Lines of data
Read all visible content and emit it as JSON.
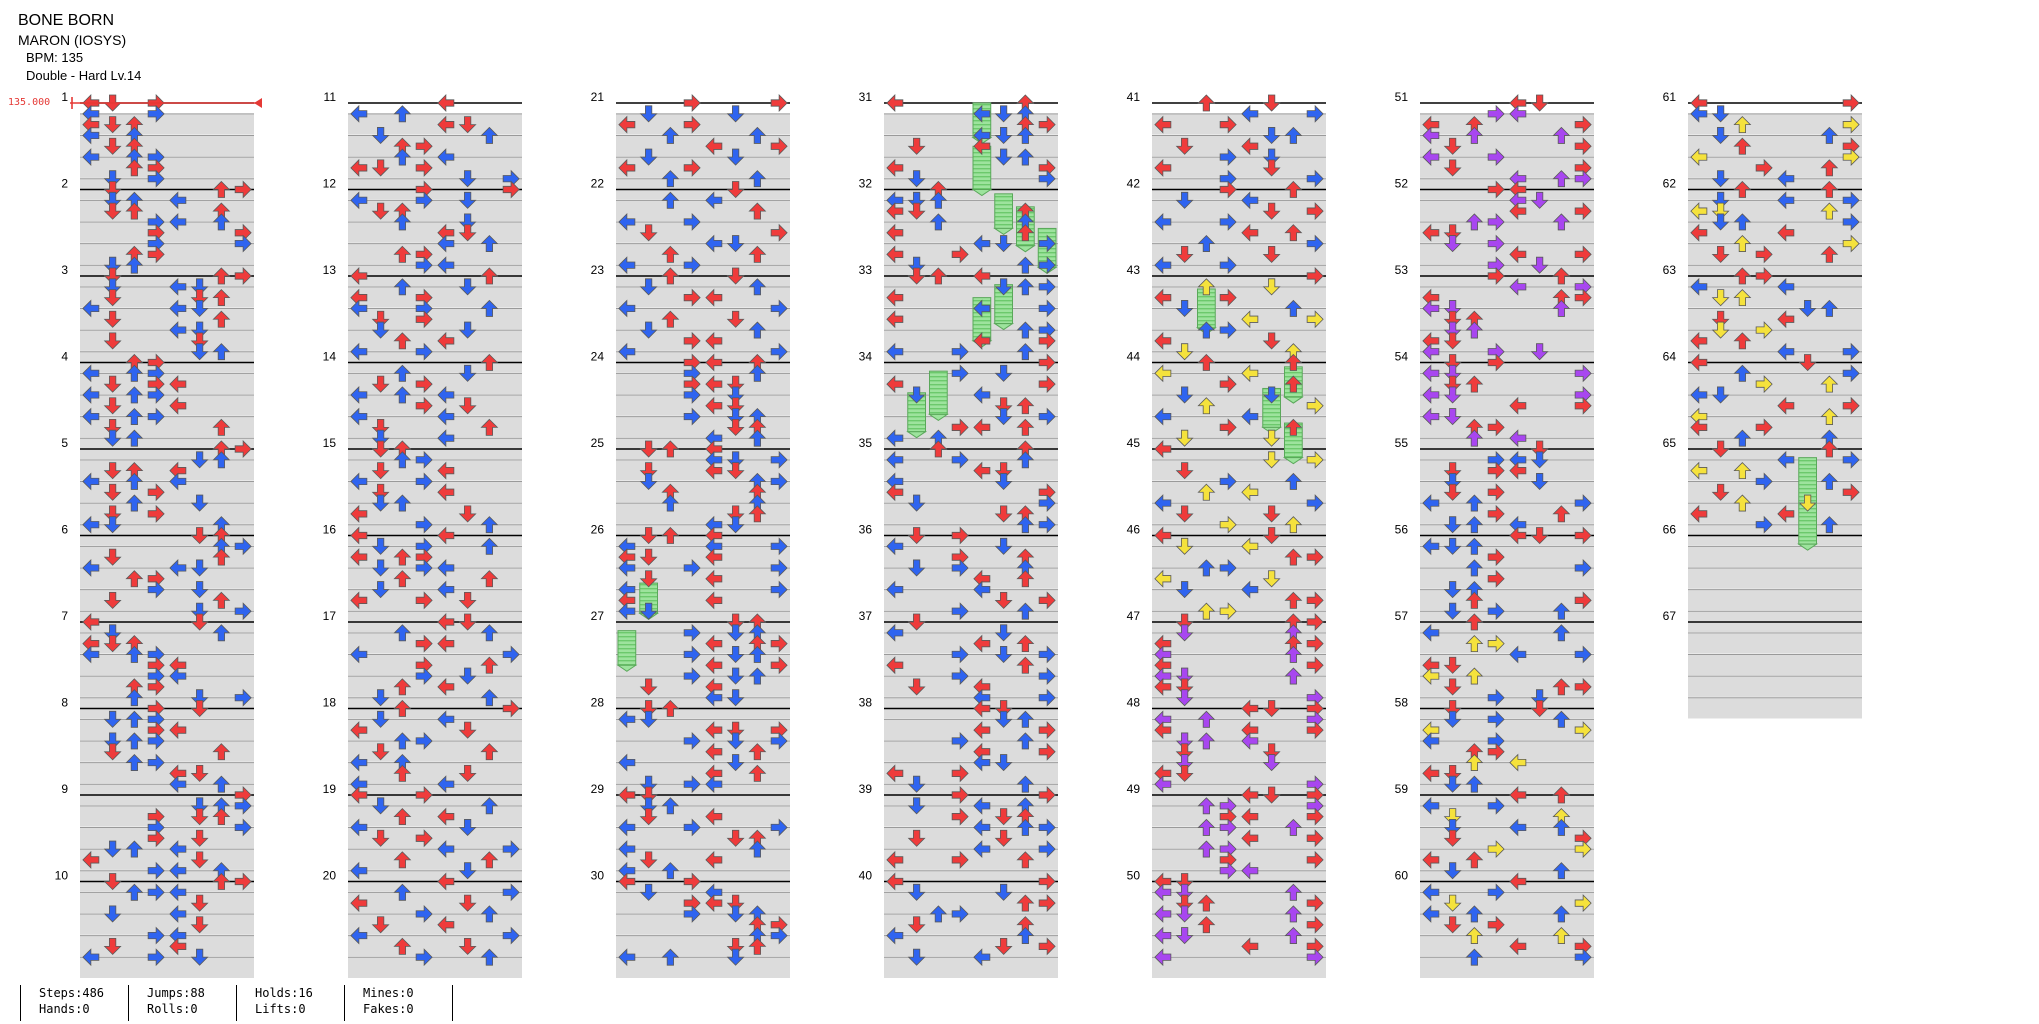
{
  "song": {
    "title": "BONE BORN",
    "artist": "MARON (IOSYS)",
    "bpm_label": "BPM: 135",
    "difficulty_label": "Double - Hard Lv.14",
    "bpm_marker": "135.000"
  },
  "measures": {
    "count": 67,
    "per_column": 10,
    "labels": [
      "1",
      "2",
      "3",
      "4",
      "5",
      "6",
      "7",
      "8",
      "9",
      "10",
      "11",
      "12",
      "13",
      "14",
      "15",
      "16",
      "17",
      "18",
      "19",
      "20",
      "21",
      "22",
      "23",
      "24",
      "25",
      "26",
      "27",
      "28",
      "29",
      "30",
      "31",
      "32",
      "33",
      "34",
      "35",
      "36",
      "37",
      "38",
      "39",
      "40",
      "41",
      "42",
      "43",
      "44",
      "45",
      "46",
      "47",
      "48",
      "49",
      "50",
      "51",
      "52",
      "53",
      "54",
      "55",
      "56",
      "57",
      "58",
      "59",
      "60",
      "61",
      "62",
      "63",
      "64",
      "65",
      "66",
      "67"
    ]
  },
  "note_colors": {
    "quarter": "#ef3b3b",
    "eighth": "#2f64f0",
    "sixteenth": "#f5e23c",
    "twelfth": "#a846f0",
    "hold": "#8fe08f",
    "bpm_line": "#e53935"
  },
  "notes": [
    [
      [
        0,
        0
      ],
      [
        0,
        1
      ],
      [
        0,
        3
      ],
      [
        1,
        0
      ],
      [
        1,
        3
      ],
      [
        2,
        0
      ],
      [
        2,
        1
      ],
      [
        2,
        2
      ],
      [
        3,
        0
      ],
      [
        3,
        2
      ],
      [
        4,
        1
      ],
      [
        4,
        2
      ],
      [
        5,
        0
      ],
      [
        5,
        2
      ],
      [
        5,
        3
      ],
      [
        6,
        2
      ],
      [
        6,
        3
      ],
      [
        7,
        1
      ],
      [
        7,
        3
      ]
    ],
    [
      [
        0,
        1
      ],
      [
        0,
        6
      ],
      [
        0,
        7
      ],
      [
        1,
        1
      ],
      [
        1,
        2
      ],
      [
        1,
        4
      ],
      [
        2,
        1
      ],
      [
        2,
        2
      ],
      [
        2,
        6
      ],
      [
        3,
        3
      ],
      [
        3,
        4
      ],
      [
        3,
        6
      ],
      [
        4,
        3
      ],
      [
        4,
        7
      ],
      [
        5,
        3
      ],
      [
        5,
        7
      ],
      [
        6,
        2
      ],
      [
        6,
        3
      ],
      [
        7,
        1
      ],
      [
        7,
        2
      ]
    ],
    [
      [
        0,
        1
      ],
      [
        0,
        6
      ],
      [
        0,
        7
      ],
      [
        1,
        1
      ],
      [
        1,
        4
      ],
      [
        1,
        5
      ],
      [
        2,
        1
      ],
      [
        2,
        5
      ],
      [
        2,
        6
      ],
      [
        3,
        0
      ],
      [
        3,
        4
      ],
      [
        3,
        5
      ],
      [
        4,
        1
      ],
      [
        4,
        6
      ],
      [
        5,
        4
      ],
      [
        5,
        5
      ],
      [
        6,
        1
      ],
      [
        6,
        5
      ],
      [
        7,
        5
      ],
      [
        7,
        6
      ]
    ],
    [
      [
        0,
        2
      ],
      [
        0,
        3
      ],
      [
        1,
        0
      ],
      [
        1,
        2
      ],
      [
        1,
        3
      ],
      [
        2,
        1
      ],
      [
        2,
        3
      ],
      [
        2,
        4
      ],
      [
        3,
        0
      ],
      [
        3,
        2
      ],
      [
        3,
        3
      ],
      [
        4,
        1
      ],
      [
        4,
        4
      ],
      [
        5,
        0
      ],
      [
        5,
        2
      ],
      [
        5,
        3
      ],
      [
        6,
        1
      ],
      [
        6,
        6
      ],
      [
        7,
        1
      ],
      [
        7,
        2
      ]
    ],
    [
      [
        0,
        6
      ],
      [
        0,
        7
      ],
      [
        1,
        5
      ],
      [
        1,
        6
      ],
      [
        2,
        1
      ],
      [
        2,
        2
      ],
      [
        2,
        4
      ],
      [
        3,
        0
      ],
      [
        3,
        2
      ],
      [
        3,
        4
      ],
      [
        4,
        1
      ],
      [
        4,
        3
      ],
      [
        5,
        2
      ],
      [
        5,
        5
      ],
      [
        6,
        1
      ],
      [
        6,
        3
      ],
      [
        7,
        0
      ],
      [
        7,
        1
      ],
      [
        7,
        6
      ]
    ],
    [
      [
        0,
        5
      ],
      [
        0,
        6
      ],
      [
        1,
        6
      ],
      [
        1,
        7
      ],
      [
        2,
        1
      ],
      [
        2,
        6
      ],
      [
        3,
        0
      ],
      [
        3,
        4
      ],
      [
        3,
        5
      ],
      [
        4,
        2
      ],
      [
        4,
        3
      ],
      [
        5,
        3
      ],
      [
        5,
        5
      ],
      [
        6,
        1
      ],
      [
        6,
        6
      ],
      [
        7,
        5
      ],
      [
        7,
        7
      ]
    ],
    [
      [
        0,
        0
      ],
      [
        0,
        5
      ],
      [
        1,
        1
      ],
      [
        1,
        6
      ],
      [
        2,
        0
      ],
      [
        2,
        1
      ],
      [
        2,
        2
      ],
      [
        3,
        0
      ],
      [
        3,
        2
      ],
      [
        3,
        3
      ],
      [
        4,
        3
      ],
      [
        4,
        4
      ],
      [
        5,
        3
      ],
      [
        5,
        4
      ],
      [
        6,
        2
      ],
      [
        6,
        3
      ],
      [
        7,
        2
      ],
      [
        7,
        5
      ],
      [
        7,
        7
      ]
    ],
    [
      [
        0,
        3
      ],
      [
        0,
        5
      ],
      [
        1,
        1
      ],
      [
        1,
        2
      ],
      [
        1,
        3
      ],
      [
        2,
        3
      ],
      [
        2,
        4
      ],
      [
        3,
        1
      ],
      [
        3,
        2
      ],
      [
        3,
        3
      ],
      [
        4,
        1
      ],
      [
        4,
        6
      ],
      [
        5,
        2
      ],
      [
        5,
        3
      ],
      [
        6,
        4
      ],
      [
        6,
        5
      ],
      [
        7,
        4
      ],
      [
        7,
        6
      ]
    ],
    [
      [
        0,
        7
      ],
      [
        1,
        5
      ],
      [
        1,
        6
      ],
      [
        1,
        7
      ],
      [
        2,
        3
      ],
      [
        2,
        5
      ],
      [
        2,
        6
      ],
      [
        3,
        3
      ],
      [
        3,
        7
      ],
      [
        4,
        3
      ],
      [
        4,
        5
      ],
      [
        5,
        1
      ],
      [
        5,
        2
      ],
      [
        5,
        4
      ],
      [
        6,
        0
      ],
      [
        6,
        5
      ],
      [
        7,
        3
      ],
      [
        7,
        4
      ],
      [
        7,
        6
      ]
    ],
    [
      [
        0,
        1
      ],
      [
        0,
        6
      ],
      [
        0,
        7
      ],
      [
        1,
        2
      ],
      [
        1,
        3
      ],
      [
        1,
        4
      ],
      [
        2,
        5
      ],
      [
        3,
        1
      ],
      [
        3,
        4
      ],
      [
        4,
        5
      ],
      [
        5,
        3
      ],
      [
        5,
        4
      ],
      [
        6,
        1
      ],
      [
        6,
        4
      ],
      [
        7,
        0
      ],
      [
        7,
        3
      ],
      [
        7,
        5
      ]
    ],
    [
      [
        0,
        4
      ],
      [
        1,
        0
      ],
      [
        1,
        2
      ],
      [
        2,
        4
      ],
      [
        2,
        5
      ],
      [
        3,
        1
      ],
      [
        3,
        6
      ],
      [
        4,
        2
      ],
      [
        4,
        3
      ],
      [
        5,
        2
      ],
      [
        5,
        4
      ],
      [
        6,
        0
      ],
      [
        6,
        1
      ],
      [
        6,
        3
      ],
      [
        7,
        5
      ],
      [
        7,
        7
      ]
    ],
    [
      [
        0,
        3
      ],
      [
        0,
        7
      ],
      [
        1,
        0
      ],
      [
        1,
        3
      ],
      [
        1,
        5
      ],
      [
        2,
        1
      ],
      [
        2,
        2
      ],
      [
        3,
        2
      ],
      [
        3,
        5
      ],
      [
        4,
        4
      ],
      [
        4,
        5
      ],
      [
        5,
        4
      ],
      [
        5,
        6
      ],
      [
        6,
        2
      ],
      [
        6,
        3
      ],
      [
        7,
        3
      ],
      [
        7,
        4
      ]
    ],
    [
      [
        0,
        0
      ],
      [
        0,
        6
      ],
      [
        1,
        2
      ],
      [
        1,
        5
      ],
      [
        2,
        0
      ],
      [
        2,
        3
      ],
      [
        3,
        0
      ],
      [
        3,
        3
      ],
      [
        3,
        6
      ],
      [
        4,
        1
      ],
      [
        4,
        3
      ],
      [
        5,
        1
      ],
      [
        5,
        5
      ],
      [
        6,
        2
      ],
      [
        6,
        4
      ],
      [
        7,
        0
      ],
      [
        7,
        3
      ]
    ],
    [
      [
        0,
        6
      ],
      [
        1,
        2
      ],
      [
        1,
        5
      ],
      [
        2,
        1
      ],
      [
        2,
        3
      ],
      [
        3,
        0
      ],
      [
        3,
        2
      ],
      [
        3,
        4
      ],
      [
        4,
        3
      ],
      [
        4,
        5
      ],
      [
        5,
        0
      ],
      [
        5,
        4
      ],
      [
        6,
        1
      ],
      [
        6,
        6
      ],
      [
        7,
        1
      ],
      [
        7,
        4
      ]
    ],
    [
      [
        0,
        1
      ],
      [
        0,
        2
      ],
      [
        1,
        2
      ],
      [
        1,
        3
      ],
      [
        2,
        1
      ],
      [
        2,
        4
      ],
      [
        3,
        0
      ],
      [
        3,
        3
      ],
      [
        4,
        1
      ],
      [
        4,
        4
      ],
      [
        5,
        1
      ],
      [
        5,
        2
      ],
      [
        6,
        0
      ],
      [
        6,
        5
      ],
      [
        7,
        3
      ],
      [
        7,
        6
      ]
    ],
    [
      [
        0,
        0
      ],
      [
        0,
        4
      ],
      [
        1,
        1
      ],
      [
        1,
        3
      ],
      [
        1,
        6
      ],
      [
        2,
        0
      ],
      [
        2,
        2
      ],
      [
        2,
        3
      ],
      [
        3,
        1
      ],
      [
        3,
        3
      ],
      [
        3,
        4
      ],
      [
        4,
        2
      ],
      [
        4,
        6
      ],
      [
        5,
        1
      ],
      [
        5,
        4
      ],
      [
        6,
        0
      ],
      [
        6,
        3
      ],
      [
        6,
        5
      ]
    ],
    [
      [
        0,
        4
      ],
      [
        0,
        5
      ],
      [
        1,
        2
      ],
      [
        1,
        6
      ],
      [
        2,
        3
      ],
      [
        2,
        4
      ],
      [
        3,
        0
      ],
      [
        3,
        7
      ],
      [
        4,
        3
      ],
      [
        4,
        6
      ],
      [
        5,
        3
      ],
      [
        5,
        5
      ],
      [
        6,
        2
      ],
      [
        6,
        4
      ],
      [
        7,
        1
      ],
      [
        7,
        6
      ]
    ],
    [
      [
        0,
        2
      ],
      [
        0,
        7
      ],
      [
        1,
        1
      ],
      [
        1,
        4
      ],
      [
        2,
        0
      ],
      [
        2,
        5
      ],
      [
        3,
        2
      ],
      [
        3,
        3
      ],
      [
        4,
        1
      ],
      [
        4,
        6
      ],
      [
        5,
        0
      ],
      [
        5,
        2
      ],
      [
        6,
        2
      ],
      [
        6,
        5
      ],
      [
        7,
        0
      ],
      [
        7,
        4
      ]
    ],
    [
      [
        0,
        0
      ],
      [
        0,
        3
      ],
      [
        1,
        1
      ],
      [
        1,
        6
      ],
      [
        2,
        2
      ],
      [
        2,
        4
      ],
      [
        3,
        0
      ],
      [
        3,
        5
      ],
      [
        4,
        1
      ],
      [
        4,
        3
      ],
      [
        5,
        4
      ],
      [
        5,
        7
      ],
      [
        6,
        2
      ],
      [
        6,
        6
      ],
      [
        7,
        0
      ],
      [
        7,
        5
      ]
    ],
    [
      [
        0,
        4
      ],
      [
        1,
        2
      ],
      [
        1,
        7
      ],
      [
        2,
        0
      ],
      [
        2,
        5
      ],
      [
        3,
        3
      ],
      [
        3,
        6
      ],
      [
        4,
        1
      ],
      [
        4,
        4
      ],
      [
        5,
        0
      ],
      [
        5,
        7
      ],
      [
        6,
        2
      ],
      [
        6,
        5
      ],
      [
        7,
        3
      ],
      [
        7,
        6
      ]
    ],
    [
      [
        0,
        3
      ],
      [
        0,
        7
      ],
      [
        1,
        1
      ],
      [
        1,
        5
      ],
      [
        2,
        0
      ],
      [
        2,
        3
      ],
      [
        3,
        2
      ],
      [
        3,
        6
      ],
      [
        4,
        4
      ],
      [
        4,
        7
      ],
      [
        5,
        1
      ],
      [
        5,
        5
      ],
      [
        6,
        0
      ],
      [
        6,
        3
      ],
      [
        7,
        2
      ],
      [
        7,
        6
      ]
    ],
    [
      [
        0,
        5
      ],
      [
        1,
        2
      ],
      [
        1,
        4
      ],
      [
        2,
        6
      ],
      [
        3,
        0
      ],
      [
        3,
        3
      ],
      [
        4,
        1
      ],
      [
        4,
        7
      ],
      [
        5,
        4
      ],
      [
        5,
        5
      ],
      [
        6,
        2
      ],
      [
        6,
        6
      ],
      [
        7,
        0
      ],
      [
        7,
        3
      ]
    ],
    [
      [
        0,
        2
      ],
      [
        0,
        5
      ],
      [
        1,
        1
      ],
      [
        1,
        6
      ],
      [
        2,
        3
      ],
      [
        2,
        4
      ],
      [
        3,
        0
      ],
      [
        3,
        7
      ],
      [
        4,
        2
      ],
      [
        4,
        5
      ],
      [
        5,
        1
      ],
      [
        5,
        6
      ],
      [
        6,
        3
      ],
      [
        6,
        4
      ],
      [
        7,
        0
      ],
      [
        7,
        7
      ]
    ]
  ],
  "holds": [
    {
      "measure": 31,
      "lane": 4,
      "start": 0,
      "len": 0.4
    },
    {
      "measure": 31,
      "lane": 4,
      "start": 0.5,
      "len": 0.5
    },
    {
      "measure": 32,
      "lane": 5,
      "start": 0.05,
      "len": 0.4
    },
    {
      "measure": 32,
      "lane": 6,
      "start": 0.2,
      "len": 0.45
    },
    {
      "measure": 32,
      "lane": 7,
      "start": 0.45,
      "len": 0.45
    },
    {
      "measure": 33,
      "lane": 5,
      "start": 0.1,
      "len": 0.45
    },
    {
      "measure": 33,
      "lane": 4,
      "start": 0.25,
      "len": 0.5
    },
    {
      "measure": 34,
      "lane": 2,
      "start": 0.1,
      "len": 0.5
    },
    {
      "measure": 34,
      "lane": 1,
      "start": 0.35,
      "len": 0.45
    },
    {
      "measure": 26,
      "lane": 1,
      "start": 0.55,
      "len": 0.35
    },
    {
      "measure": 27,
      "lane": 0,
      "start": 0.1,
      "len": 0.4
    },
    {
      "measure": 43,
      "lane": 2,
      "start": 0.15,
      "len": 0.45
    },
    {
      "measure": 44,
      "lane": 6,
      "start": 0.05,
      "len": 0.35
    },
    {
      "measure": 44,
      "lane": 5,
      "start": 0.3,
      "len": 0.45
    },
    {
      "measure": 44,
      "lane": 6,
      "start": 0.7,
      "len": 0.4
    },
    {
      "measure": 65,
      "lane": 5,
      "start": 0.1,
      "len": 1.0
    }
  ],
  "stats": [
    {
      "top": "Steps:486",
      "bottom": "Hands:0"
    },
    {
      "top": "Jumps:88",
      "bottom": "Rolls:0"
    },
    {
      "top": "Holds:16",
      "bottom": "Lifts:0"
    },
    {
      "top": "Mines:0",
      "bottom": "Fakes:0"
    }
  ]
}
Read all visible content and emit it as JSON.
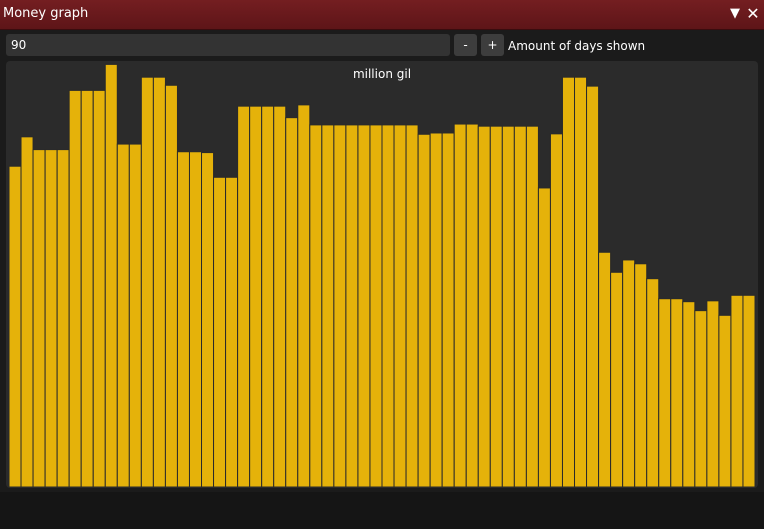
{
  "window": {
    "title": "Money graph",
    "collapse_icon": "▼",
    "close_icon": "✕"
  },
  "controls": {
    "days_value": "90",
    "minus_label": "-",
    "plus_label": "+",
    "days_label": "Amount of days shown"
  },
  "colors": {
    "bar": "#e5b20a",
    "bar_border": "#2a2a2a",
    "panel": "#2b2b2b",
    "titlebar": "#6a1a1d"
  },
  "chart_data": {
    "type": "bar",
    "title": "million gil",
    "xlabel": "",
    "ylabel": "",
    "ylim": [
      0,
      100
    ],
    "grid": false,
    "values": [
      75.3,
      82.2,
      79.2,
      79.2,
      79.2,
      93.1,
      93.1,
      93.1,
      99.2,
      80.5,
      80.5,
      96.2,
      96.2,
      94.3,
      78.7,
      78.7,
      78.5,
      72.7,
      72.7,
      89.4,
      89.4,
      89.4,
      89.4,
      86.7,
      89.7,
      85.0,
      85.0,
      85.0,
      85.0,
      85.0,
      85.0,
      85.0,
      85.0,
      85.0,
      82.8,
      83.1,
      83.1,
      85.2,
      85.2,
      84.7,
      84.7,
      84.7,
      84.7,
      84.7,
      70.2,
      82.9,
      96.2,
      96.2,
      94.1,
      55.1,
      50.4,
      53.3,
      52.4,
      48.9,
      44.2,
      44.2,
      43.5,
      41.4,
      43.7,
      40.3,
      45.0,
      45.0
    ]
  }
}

[Work required] Pick out the lines above containing the word "bottom", then copy them.

[Worked solution]
      "bottom": "Hands:0"
      "bottom": "Rolls:0"
      "bottom": "Lifts:0"
      "bottom": "Fakes:0"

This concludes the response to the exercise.